◆ Yapılacak Görev
Aşağıdaki darbe konulu metinde "Turnusol gibi günler" ifadesinden başlayıp "beyaz gibi ayırır." ifadesine kadar uzanan bölümün tamamını hiçbir değişiklik yapmadan kopyalayın.

◆ Verilen Metin
Süleyman Karan

Süleyman Karan

At izi ile it izinin karıştığı zamanlar

Herkes her şeyi ne kadar da çok biliyor!.. Darbe üzerine tartışmalarda güvenlik uzmanı, gazeteci, kanaat önderi (bu da ne demekse artık, kabak tadı verdi, üç kişiden biri kanaat önderi) ne ahkamlar kesiyorlar, nasıl işkembe-i kübradan sallıyorlar. Hiçbir sorumluluk hissetmeden, koskoca bir ülkenin kaderini değiştiren böyle bir olay hakkında bilip bilmeden atıp tutabiliyorlar.

Bu toz duman ve puslu havada çakallıklar devam edecek. Ne yazık ki, bu çağın ruhu, ulusun, yurdun, insanlığın çıkarlarını gözetmek üzerine şekillenemiyor, sanırım bu sorumsuzluk biraz da ondan...

Turnusol gibi günler bu günler

Darbe nasıl yapılır, darbe süreci nasıl işler?.. Neyse ki bu konuda hiçbir uzmanlığım yok, olmamasından da sadece onur duyarım. Zira 15 yaşında 12 Eylül’ü yaşamış biri olarak, o karanlık (garip ama gerçekten sabahları da akşamları da çok karanlık olurdu, korkunun kokusunu alırdınız) günleri yaşayan biri olarak, insanlık onurunu bu denli ezebilen başka bir yönetim biçimi tahayyül etmem zor. Sadece şunu söyleyebilirim; öyle zamanlar insanların karakteri için bir turnusol kağıdıdır, iyi, dürüst ve onurlu olanla korkağı siyah ile beyaz gibi ayırır.

12 Eyül’de ağabeyler, ablalar gözaltında işkence görür, öldürülürken, elimiz kolumuz bağlı beklemezdik elbet. O yaşımızda ‘kuşlama’, ‘pullama’ yapar, telefon kulubülerinden rasgele numaralar çevirir, generallerin ABD’nin ve büyük sermayenin emriyle bu darbeyi yaptığını anlatır dururduk. Etkili olur muydu bilmem, ama 12 Eylül bana ‘kötü ve güçlü olanın karşısında, ucunda ölüm olsa bile dik durmayı’ öğretti. İhbarcı şerefsiz komşuların varlığı da şerefsizliğin ne menem bir şey oolduğunu...

◆ Sağlanan Veriler
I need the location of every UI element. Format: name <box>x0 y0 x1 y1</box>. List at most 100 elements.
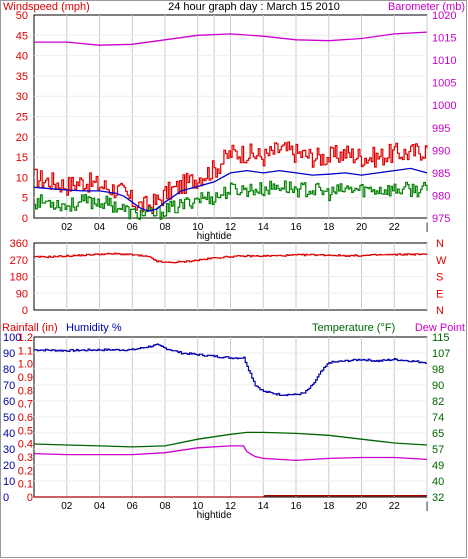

◆ Çözüm
Turnusol gibi günler bu günler

Darbe nasıl yapılır, darbe süreci nasıl işler?.. Neyse ki bu konuda hiçbir uzmanlığım yok, olmamasından da sadece onur duyarım. Zira 15 yaşında 12 Eylül’ü yaşamış biri olarak, o karanlık (garip ama gerçekten sabahları da akşamları da çok karanlık olurdu, korkunun kokusunu alırdınız) günleri yaşayan biri olarak, insanlık onurunu bu denli ezebilen başka bir yönetim biçimi tahayyül etmem zor. Sadece şunu söyleyebilirim; öyle zamanlar insanların karakteri için bir turnusol kağıdıdır, iyi, dürüst ve onurlu olanla korkağı siyah ile beyaz gibi ayırır.